▸ Short exercise: Copy out each line in the material below that has the word "福附岙水库饮用水源保护区".

▸ Rows:
::::::::
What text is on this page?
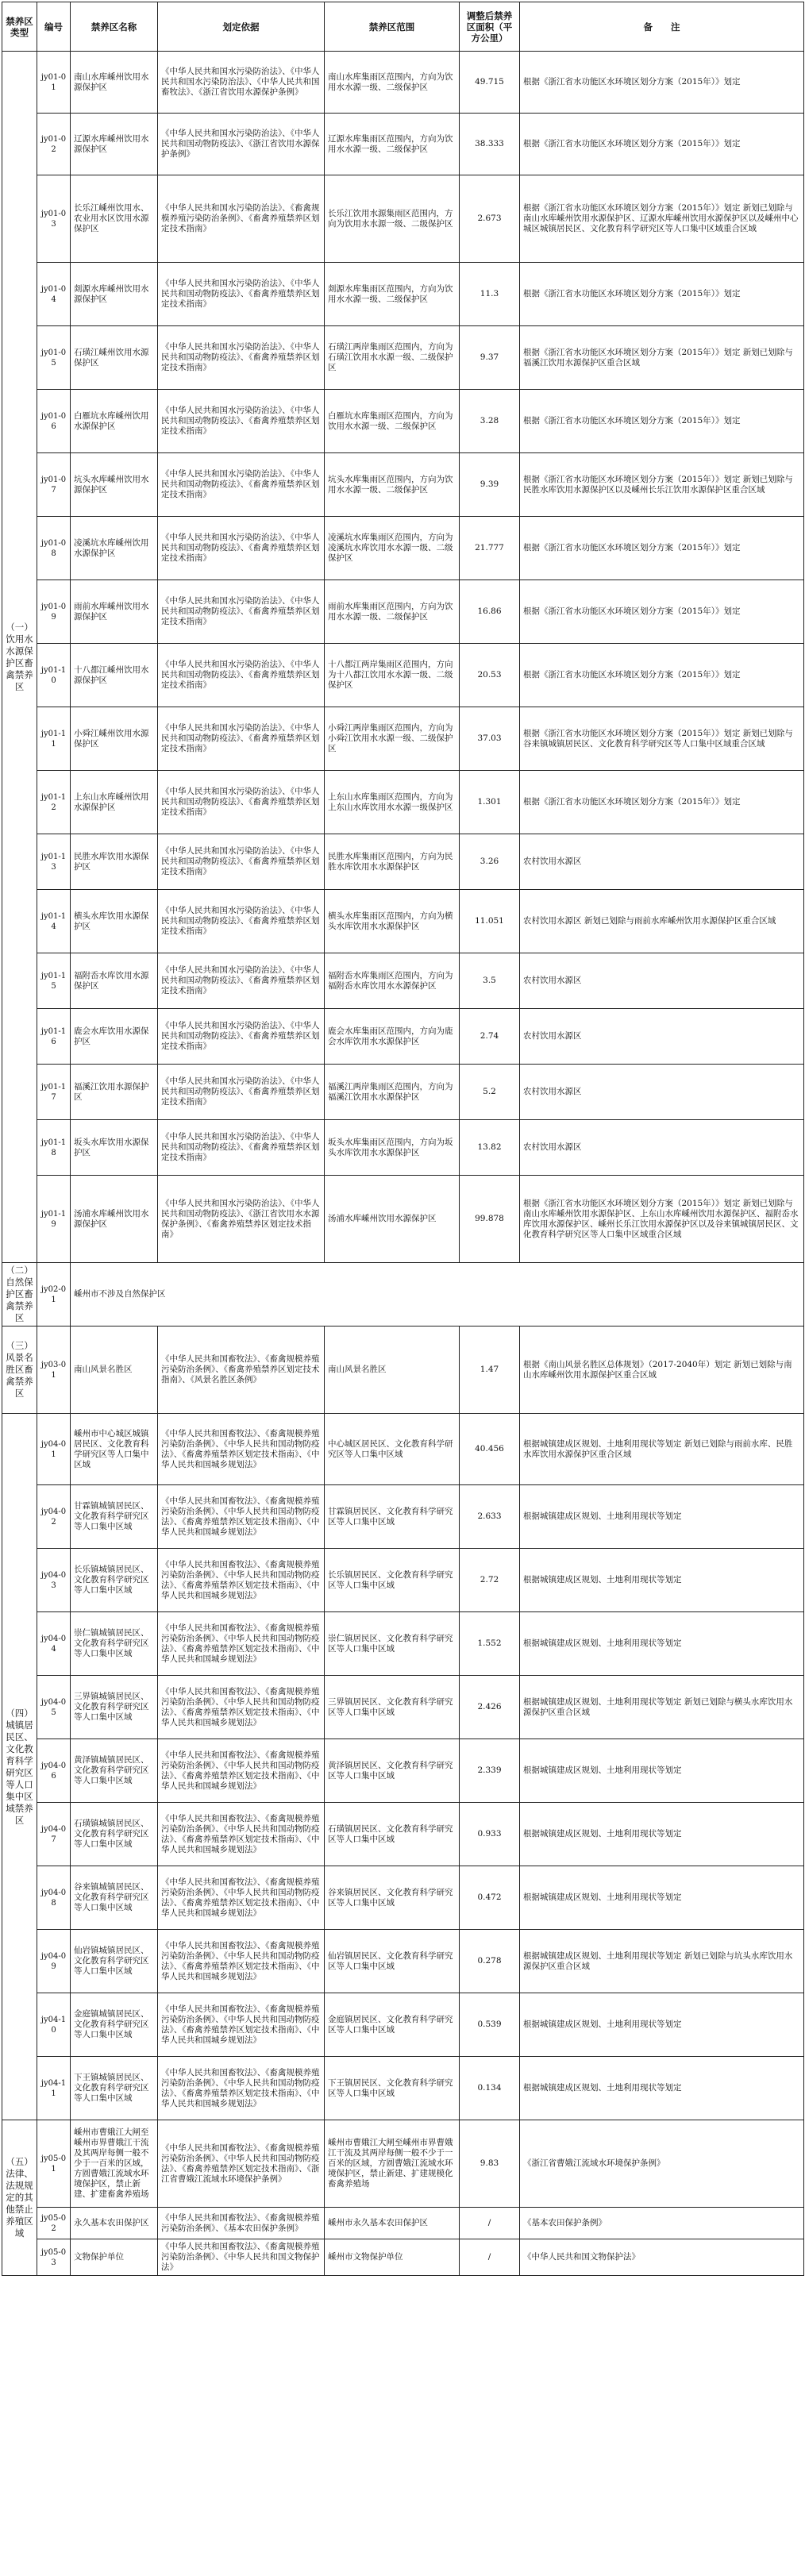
禁养区类型	编号	禁养区名称	划定依据	禁养区范围	调整后禁养区面积（平方公里）	备　　注
（一）饮用水水源保护区畜禽禁养区	jy01-01	南山水库嵊州饮用水源保护区	《中华人民共和国水污染防治法》、《中华人民共和国水污染防治法》、《中华人民共和国畜牧法》、《浙江省饮用水源保护条例》	南山水库集雨区范围内，方向为饮用水水源一级、二级保护区	49.715	根据《浙江省水功能区水环境区划分方案（2015年）》划定
	jy01-02	辽源水库嵊州饮用水源保护区	《中华人民共和国水污染防治法》、《中华人民共和国动物防疫法》、《浙江省饮用水源保护条例》	辽源水库集雨区范围内，方向为饮用水水源一级、二级保护区	38.333	根据《浙江省水功能区水环境区划分方案（2015年）》划定
	jy01-03	长乐江嵊州饮用水、农业用水区饮用水源保护区	《中华人民共和国水污染防治法》、《畜禽规模养殖污染防治条例》、《畜禽养殖禁养区划定技术指南》	长乐江饮用水源集雨区范围内，方向为饮用水水源一级、二级保护区	2.673	根据《浙江省水功能区水环境区划分方案（2015年）》划定 新划已划除与南山水库嵊州饮用水源保护区、辽源水库嵊州饮用水源保护区以及嵊州中心城区城镇居民区、文化教育科学研究区等人口集中区域重合区域
	jy01-04	剡源水库嵊州饮用水源保护区	《中华人民共和国水污染防治法》、《中华人民共和国动物防疫法》、《畜禽养殖禁养区划定技术指南》	剡源水库集雨区范围内，方向为饮用水水源一级、二级保护区	11.3	根据《浙江省水功能区水环境区划分方案（2015年）》划定
	jy01-05	石璜江嵊州饮用水源保护区	《中华人民共和国水污染防治法》、《中华人民共和国动物防疫法》、《畜禽养殖禁养区划定技术指南》	石璜江两岸集雨区范围内，方向为石璜江饮用水水源一级、二级保护区	9.37	根据《浙江省水功能区水环境区划分方案（2015年）》划定 新划已划除与福溪江饮用水源保护区重合区域
	jy01-06	白雁坑水库嵊州饮用水源保护区	《中华人民共和国水污染防治法》、《中华人民共和国动物防疫法》、《畜禽养殖禁养区划定技术指南》	白雁坑水库集雨区范围内，方向为饮用水水源一级、二级保护区	3.28	根据《浙江省水功能区水环境区划分方案（2015年）》划定
	jy01-07	坑头水库嵊州饮用水源保护区	《中华人民共和国水污染防治法》、《中华人民共和国动物防疫法》、《畜禽养殖禁养区划定技术指南》	坑头水库集雨区范围内，方向为饮用水水源一级、二级保护区	9.39	根据《浙江省水功能区水环境区划分方案（2015年）》划定 新划已划除与民胜水库饮用水源保护区以及嵊州长乐江饮用水源保护区重合区域
	jy01-08	凌溪坑水库嵊州饮用水源保护区	《中华人民共和国水污染防治法》、《中华人民共和国动物防疫法》、《畜禽养殖禁养区划定技术指南》	凌溪坑水库集雨区范围内，方向为凌溪坑水库饮用水水源一级、二级保护区	21.777	根据《浙江省水功能区水环境区划分方案（2015年）》划定
	jy01-09	雨前水库嵊州饮用水源保护区	《中华人民共和国水污染防治法》、《中华人民共和国动物防疫法》、《畜禽养殖禁养区划定技术指南》	雨前水库集雨区范围内，方向为饮用水水源一级、二级保护区	16.86	根据《浙江省水功能区水环境区划分方案（2015年）》划定
	jy01-10	十八都江嵊州饮用水源保护区	《中华人民共和国水污染防治法》、《中华人民共和国动物防疫法》、《畜禽养殖禁养区划定技术指南》	十八都江两岸集雨区范围内，方向为十八都江饮用水水源一级、二级保护区	20.53	根据《浙江省水功能区水环境区划分方案（2015年）》划定
	jy01-11	小舜江嵊州饮用水源保护区	《中华人民共和国水污染防治法》、《中华人民共和国动物防疫法》、《畜禽养殖禁养区划定技术指南》	小舜江两岸集雨区范围内，方向为小舜江饮用水水源一级、二级保护区	37.03	根据《浙江省水功能区水环境区划分方案（2015年）》划定 新划已划除与谷来镇城镇居民区、文化教育科学研究区等人口集中区域重合区域
	jy01-12	上东山水库嵊州饮用水源保护区	《中华人民共和国水污染防治法》、《中华人民共和国动物防疫法》、《畜禽养殖禁养区划定技术指南》	上东山水库集雨区范围内，方向为上东山水库饮用水水源一级保护区	1.301	根据《浙江省水功能区水环境区划分方案（2015年）》划定
	jy01-13	民胜水库饮用水源保护区	《中华人民共和国水污染防治法》、《中华人民共和国动物防疫法》、《畜禽养殖禁养区划定技术指南》	民胜水库集雨区范围内，方向为民胜水库饮用水水源保护区	3.26	农村饮用水源区
	jy01-14	横头水库饮用水源保护区	《中华人民共和国水污染防治法》、《中华人民共和国动物防疫法》、《畜禽养殖禁养区划定技术指南》	横头水库集雨区范围内，方向为横头水库饮用水水源保护区	11.051	农村饮用水源区 新划已划除与雨前水库嵊州饮用水源保护区重合区域
	jy01-15	福附岙水库饮用水源保护区	《中华人民共和国水污染防治法》、《中华人民共和国动物防疫法》、《畜禽养殖禁养区划定技术指南》	福附岙水库集雨区范围内，方向为福附岙水库饮用水水源保护区	3.5	农村饮用水源区
	jy01-16	鹿会水库饮用水源保护区	《中华人民共和国水污染防治法》、《中华人民共和国动物防疫法》、《畜禽养殖禁养区划定技术指南》	鹿会水库集雨区范围内，方向为鹿会水库饮用水水源保护区	2.74	农村饮用水源区
	jy01-17	福溪江饮用水源保护区	《中华人民共和国水污染防治法》、《中华人民共和国动物防疫法》、《畜禽养殖禁养区划定技术指南》	福溪江两岸集雨区范围内，方向为福溪江饮用水水源保护区	5.2	农村饮用水源区
	jy01-18	坂头水库饮用水源保护区	《中华人民共和国水污染防治法》、《中华人民共和国动物防疫法》、《畜禽养殖禁养区划定技术指南》	坂头水库集雨区范围内，方向为坂头水库饮用水水源保护区	13.82	农村饮用水源区
	jy01-19	汤浦水库嵊州饮用水源保护区	《中华人民共和国水污染防治法》、《中华人民共和国动物防疫法》、《浙江省饮用水水源保护条例》、《畜禽养殖禁养区划定技术指南》	汤浦水库嵊州饮用水源保护区	99.878	根据《浙江省水功能区水环境区划分方案（2015年）》划定 新划已划除与南山水库嵊州饮用水源保护区、上东山水库嵊州饮用水源保护区、福附岙水库饮用水源保护区、嵊州长乐江饮用水源保护区以及谷来镇城镇居民区、文化教育科学研究区等人口集中区域重合区域
（二）自然保护区畜禽禁养区	jy02-01	嵊州市不涉及自然保护区				
（三）风景名胜区畜禽禁养区	jy03-01	南山风景名胜区	《中华人民共和国畜牧法》、《畜禽规模养殖污染防治条例》、《畜禽养殖禁养区划定技术指南》、《风景名胜区条例》	南山风景名胜区	1.47	根据《南山风景名胜区总体规划》（2017-2040年）划定 新划已划除与南山水库嵊州饮用水源保护区重合区域
（四）城镇居民区、文化教育科学研究区等人口集中区域禁养区	jy04-01	嵊州市中心城区城镇居民区、文化教育科学研究区等人口集中区域	《中华人民共和国畜牧法》、《畜禽规模养殖污染防治条例》、《中华人民共和国动物防疫法》、《畜禽养殖禁养区划定技术指南》、《中华人民共和国城乡规划法》	中心城区居民区、文化教育科学研究区等人口集中区域	40.456	根据城镇建成区规划、土地利用现状等划定 新划已划除与雨前水库、民胜水库饮用水源保护区重合区域
	jy04-02	甘霖镇城镇居民区、文化教育科学研究区等人口集中区域	《中华人民共和国畜牧法》、《畜禽规模养殖污染防治条例》、《中华人民共和国动物防疫法》、《畜禽养殖禁养区划定技术指南》、《中华人民共和国城乡规划法》	甘霖镇居民区、文化教育科学研究区等人口集中区域	2.633	根据城镇建成区规划、土地利用现状等划定
	jy04-03	长乐镇城镇居民区、文化教育科学研究区等人口集中区域	《中华人民共和国畜牧法》、《畜禽规模养殖污染防治条例》、《中华人民共和国动物防疫法》、《畜禽养殖禁养区划定技术指南》、《中华人民共和国城乡规划法》	长乐镇居民区、文化教育科学研究区等人口集中区域	2.72	根据城镇建成区规划、土地利用现状等划定
	jy04-04	崇仁镇城镇居民区、文化教育科学研究区等人口集中区域	《中华人民共和国畜牧法》、《畜禽规模养殖污染防治条例》、《中华人民共和国动物防疫法》、《畜禽养殖禁养区划定技术指南》、《中华人民共和国城乡规划法》	崇仁镇居民区、文化教育科学研究区等人口集中区域	1.552	根据城镇建成区规划、土地利用现状等划定
	jy04-05	三界镇城镇居民区、文化教育科学研究区等人口集中区域	《中华人民共和国畜牧法》、《畜禽规模养殖污染防治条例》、《中华人民共和国动物防疫法》、《畜禽养殖禁养区划定技术指南》、《中华人民共和国城乡规划法》	三界镇居民区、文化教育科学研究区等人口集中区域	2.426	根据城镇建成区规划、土地利用现状等划定 新划已划除与横头水库饮用水源保护区重合区域
	jy04-06	黄泽镇城镇居民区、文化教育科学研究区等人口集中区域	《中华人民共和国畜牧法》、《畜禽规模养殖污染防治条例》、《中华人民共和国动物防疫法》、《畜禽养殖禁养区划定技术指南》、《中华人民共和国城乡规划法》	黄泽镇居民区、文化教育科学研究区等人口集中区域	2.339	根据城镇建成区规划、土地利用现状等划定
	jy04-07	石璜镇城镇居民区、文化教育科学研究区等人口集中区域	《中华人民共和国畜牧法》、《畜禽规模养殖污染防治条例》、《中华人民共和国动物防疫法》、《畜禽养殖禁养区划定技术指南》、《中华人民共和国城乡规划法》	石璜镇居民区、文化教育科学研究区等人口集中区域	0.933	根据城镇建成区规划、土地利用现状等划定
	jy04-08	谷来镇城镇居民区、文化教育科学研究区等人口集中区域	《中华人民共和国畜牧法》、《畜禽规模养殖污染防治条例》、《中华人民共和国动物防疫法》、《畜禽养殖禁养区划定技术指南》、《中华人民共和国城乡规划法》	谷来镇居民区、文化教育科学研究区等人口集中区域	0.472	根据城镇建成区规划、土地利用现状等划定
	jy04-09	仙岩镇城镇居民区、文化教育科学研究区等人口集中区域	《中华人民共和国畜牧法》、《畜禽规模养殖污染防治条例》、《中华人民共和国动物防疫法》、《畜禽养殖禁养区划定技术指南》、《中华人民共和国城乡规划法》	仙岩镇居民区、文化教育科学研究区等人口集中区域	0.278	根据城镇建成区规划、土地利用现状等划定 新划已划除与坑头水库饮用水源保护区重合区域
	jy04-10	金庭镇城镇居民区、文化教育科学研究区等人口集中区域	《中华人民共和国畜牧法》、《畜禽规模养殖污染防治条例》、《中华人民共和国动物防疫法》、《畜禽养殖禁养区划定技术指南》、《中华人民共和国城乡规划法》	金庭镇居民区、文化教育科学研究区等人口集中区域	0.539	根据城镇建成区规划、土地利用现状等划定
	jy04-11	下王镇城镇居民区、文化教育科学研究区等人口集中区域	《中华人民共和国畜牧法》、《畜禽规模养殖污染防治条例》、《中华人民共和国动物防疫法》、《畜禽养殖禁养区划定技术指南》、《中华人民共和国城乡规划法》	下王镇居民区、文化教育科学研究区等人口集中区域	0.134	根据城镇建成区规划、土地利用现状等划定
（五）法律、法规规定的其他禁止养殖区域	jy05-01	嵊州市曹娥江大闸至嵊州市界曹娥江干流及其两岸每侧一般不少于一百米的区域，方圆曹娥江流域水环境保护区，禁止新建、扩建畜禽养殖场	《中华人民共和国畜牧法》、《畜禽规模养殖污染防治条例》、《中华人民共和国动物防疫法》、《畜禽养殖禁养区划定技术指南》、《浙江省曹娥江流域水环境保护条例》	嵊州市曹娥江大闸至嵊州市界曹娥江干流及其两岸每侧一般不少于一百米的区域，方圆曹娥江流域水环境保护区，禁止新建、扩建规模化畜禽养殖场	9.83	《浙江省曹娥江流域水环境保护条例》
	jy05-02	永久基本农田保护区	《中华人民共和国畜牧法》、《畜禽规模养殖污染防治条例》、《基本农田保护条例》	嵊州市永久基本农田保护区	/	《基本农田保护条例》
	jy05-03	文物保护单位	《中华人民共和国畜牧法》、《畜禽规模养殖污染防治条例》、《中华人民共和国文物保护法》	嵊州市文物保护单位	/	《中华人民共和国文物保护法》
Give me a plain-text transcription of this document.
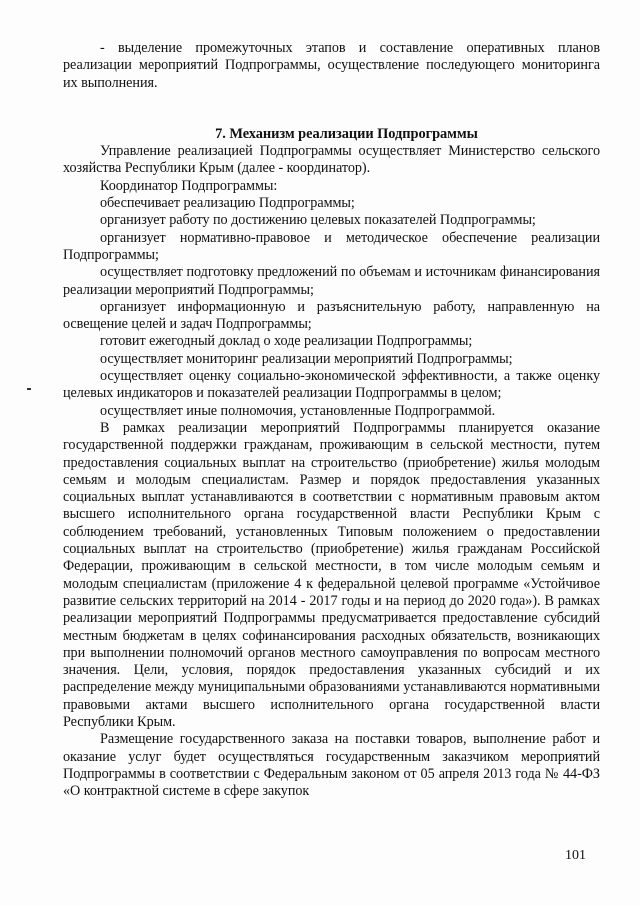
- выделение промежуточных этапов и составление оперативных планов реализации мероприятий Подпрограммы, осуществление последующего мониторинга их выполнения.

7. Механизм реализации Подпрограммы

Управление реализацией Подпрограммы осуществляет Министерство сельского хозяйства Республики Крым (далее - координатор).

Координатор Подпрограммы:

обеспечивает реализацию Подпрограммы;

организует работу по достижению целевых показателей Подпрограммы;

организует нормативно-правовое и методическое обеспечение реализации Подпрограммы;

осуществляет подготовку предложений по объемам и источникам финансирования реализации мероприятий Подпрограммы;

организует информационную и разъяснительную работу, направленную на освещение целей и задач Подпрограммы;

готовит ежегодный доклад о ходе реализации Подпрограммы;

осуществляет мониторинг реализации мероприятий Подпрограммы;

осуществляет оценку социально-экономической эффективности, а также оценку целевых индикаторов и показателей реализации Подпрограммы в целом;

осуществляет иные полномочия, установленные Подпрограммой.

В рамках реализации мероприятий Подпрограммы планируется оказание государственной поддержки гражданам, проживающим в сельской местности, путем предоставления социальных выплат на строительство (приобретение) жилья молодым семьям и молодым специалистам. Размер и порядок предоставления указанных социальных выплат устанавливаются в соответствии с нормативным правовым актом высшего исполнительного органа государственной власти Республики Крым с соблюдением требований, установленных Типовым положением о предоставлении социальных выплат на строительство (приобретение) жилья гражданам Российской Федерации, проживающим в сельской местности, в том числе молодым семьям и молодым специалистам (приложение 4 к федеральной целевой программе «Устойчивое развитие сельских территорий на 2014 - 2017 годы и на период до 2020 года»). В рамках реализации мероприятий Подпрограммы предусматривается предоставление субсидий местным бюджетам в целях софинансирования расходных обязательств, возникающих при выполнении полномочий органов местного самоуправления по вопросам местного значения. Цели, условия, порядок предоставления указанных субсидий и их распределение между муниципальными образованиями устанавливаются нормативными правовыми актами высшего исполнительного органа государственной власти Республики Крым.

Размещение государственного заказа на поставки товаров, выполнение работ и оказание услуг будет осуществляться государственным заказчиком мероприятий Подпрограммы в соответствии с Федеральным законом от 05 апреля 2013 года № 44-ФЗ «О контрактной системе в сфере закупок

101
::::::::
▸ Response to the exercise:
	jy01-15	福附岙水库饮用水源保护区	《中华人民共和国水污染防治法》、《中华人民共和国动物防疫法》、《畜禽养殖禁养区划定技术指南》	福附岙水库集雨区范围内，方向为福附岙水库饮用水水源保护区	3.5	农村饮用水源区
	jy01-19	汤浦水库嵊州饮用水源保护区	《中华人民共和国水污染防治法》、《中华人民共和国动物防疫法》、《浙江省饮用水水源保护条例》、《畜禽养殖禁养区划定技术指南》	汤浦水库嵊州饮用水源保护区	99.878	根据《浙江省水功能区水环境区划分方案（2015年）》划定 新划已划除与南山水库嵊州饮用水源保护区、上东山水库嵊州饮用水源保护区、福附岙水库饮用水源保护区、嵊州长乐江饮用水源保护区以及谷来镇城镇居民区、文化教育科学研究区等人口集中区域重合区域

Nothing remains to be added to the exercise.